**EXCERPT TO READ**
* * *

            When the Flames have been their most dangerous over the last two seasons, it’s been when they apply consistent pressure offensively.

          • Bean-counting cowboy

            I agree 100%. I am commenting because I am the one who accidentally trashed you, then promptly propped you to compensate but unfortunately can never take back the trash 🙁

        • SoCalFlamesFan

          I had noticed this earlier in the season, for the record. I only mentioned this now as there seems to be people blaming Monahan for the lack of defence on the first line.

      • Thunder1

        I think you do, Ari. A couple of days ago you suggested that Monahan probably won’t ever be a true first line centre. Today you say you hope to split apart our team’s best forward pair.

        What gives? I’ve followed for a long time… commented rarely. I speak now because I think you use your soapbox to grind a personal axe against Monahan. I get how much you like Backlund. I do too.

        However, Backlund is not now, wasn’t then and never will be anywhere close to as good as Monahan is. In fact, when the Flames are ready in a year or three, Monahan will be leading the way and Backlund will be playing behind him or somewhere else.

        • piscera.infada

          You’re entirely missing the point. I’m not even sure it’s worth explaining honestly.

          No one is saying Monahan is bad. No one is saying Backlund has better offensive output, or a higher ceiling than Monahan. No one is saying Monahan is a bad player.

          People are saying Monahan is not good defensively by any statistical measures (that is proven). People are saying that perhaps it might be fair to see what Monahan’s offensive output is away from Gaudreau (I for one, believe it would actually be surprisingly similar) before the Flames offer him term and dollars on a new contract. People are saying that Bennett may have a higher ceiling both defensively and offensively. People are saying that Monahan might be outmatched defensively to be a true number-one centre in the Western conference (which is reasonable).

          (Most) Everyone will agree that Monahan has shown great potential as a young NHL player. He also has years to grow into his role, and hopefully answer all those questions. However, he (Monahan) is not infallible (or anywhere near that).

  • freethe flames

    I would like to see Grant come up and play with Johnny and Monny. He was on a tear before he got hurt and seems to be ready again. If he has found his offensive mojo why not give him a kick at the cat. Or he could play lw with Sam but who play RW?
* * *
**GIVEN DATA**
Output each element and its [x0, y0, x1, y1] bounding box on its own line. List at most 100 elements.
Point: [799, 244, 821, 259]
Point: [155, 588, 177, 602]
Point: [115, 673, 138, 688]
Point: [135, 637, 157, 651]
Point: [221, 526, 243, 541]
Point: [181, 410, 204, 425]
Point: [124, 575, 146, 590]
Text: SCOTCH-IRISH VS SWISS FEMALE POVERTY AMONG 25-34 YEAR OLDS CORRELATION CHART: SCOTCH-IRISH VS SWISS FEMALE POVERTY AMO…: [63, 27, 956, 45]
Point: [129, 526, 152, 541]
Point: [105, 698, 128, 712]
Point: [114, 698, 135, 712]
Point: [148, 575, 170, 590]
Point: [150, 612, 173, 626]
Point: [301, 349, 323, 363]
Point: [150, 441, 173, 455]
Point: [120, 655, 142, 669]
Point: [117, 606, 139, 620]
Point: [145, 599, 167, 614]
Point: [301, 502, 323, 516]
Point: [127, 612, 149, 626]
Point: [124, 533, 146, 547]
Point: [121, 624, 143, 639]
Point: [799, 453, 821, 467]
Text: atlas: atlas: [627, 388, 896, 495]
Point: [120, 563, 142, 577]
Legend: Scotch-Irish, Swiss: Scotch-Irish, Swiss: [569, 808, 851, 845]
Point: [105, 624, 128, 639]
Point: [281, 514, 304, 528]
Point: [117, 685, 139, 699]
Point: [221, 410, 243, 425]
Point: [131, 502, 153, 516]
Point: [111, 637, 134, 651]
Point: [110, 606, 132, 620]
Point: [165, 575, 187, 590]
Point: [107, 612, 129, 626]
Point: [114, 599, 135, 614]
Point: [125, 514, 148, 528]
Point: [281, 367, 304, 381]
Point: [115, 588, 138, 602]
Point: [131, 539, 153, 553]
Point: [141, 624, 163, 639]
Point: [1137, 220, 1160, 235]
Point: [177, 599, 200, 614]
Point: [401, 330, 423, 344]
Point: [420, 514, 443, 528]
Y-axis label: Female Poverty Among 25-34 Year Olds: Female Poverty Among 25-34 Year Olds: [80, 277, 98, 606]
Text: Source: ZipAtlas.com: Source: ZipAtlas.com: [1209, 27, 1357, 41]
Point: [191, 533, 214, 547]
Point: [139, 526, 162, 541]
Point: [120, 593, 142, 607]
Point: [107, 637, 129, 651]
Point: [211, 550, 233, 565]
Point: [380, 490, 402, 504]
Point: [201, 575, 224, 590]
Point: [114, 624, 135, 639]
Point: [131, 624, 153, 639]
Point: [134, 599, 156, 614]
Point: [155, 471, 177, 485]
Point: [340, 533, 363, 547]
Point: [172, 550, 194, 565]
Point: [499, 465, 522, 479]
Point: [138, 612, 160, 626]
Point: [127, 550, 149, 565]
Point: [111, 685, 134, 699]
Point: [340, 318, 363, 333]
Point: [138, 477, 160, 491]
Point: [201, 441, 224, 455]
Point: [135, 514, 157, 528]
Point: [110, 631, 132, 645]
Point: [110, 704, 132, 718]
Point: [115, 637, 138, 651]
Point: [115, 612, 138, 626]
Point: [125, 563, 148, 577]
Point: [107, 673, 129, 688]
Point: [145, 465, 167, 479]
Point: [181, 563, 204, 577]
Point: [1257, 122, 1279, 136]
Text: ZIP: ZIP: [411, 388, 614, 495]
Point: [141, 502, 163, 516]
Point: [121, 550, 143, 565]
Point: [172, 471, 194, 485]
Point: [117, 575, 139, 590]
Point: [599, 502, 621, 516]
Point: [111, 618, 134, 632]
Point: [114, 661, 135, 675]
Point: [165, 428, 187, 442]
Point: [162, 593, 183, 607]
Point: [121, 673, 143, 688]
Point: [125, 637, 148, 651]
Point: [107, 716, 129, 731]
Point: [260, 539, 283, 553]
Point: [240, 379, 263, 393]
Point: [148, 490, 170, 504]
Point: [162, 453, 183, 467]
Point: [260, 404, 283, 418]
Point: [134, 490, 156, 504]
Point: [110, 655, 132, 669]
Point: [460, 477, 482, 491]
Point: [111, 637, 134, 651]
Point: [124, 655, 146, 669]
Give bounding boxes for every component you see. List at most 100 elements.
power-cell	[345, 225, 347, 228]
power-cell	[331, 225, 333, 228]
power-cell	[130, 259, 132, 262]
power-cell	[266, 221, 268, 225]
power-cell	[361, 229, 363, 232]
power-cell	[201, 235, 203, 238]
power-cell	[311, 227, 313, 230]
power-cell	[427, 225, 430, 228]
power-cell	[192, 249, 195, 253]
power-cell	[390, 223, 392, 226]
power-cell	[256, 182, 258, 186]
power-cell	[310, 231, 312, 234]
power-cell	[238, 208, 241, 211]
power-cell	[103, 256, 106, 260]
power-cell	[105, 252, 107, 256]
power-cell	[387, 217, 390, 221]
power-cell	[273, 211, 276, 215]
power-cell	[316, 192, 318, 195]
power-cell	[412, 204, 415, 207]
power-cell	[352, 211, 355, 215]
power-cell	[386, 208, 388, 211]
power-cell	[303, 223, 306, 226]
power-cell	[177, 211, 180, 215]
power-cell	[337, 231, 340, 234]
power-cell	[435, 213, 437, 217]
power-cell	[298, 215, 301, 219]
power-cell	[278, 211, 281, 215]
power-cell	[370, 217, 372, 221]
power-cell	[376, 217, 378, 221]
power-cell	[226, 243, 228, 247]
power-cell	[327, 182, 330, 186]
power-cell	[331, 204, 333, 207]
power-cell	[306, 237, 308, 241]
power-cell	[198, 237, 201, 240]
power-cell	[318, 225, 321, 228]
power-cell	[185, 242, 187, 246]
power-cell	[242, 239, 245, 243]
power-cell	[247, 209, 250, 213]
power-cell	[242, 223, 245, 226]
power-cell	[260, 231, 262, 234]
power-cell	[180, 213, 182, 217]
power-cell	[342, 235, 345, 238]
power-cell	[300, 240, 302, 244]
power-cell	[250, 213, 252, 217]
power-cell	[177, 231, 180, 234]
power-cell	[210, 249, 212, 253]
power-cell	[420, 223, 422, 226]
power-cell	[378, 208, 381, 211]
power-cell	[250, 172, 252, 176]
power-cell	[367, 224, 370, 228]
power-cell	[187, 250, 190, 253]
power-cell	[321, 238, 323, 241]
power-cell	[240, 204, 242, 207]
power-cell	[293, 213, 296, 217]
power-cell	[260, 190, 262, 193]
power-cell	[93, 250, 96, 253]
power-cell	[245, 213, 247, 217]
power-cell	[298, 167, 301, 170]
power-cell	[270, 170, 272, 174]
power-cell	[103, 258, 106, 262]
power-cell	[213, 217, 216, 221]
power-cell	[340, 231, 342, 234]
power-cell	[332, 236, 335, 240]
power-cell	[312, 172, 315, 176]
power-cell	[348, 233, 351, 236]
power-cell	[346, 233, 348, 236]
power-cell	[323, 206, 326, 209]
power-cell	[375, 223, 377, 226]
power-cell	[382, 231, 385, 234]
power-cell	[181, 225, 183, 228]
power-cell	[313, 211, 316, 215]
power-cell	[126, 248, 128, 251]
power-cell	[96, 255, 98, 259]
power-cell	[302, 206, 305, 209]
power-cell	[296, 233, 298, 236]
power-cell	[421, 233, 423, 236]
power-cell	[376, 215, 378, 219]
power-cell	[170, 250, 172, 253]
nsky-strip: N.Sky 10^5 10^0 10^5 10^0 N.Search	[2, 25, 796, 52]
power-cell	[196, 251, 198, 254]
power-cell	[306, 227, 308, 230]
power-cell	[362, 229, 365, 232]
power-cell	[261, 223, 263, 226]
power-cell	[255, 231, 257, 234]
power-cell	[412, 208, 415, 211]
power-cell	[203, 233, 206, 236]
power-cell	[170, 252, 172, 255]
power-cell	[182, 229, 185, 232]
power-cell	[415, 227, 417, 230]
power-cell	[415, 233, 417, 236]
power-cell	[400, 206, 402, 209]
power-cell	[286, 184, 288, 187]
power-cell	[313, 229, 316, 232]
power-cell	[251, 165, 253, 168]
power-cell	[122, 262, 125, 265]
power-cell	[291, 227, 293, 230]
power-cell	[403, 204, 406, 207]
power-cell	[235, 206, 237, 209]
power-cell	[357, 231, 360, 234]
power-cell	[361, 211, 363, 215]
* * *
**PROBLEM 1**
List every commenter username that appears in the Flames comment thread.
**PROBLEM 2**
Carry on the Flames comment thread from its final comment.

**WRITTEN ANSWER 1**
Bean-counting cowboy
SoCalFlamesFan
Thunder1
piscera.infada
freethe flames

**WRITTEN ANSWER 2**
  • MattyFranchise

    Agreed piscera. That kid that jumped from junior to the nhl on a bottom five team that already has like 150 points isn’t playing like Bergeron already.

    Therefore he must be terrible.

    Btw that was sarcasm.

    • piscera.infada

      I’m still incredibly high on Monahan and his potential–probably moreso than a lot of the regular contributors to this site. That said, I do understand the questions. They are entirely fair to ask as well, I feel (as I firmly believe most of the people who ask them do as well) that the answers are not bad, nor do they shine a negative light on Monahan or his progression. It’s tough to argue with a kid having that much offensive success so early.

      • Thunder1

        Piscera… If, honestly, it may not be worth doing, why do you do it anyway. Like, twenty times a day.

        You speak of people questioning Monahan… I speak of Ari in particular. I believe her blogs suggest an anti-Monahan bent that cannot go unchallenged. If it were a one off, I wouldn’t care. Ari consistently questions his worth. Every time she does and I read it, I am going to point it out.

        Boring Sean Monahan – funny

        Anti-Sean Monahan – Ari.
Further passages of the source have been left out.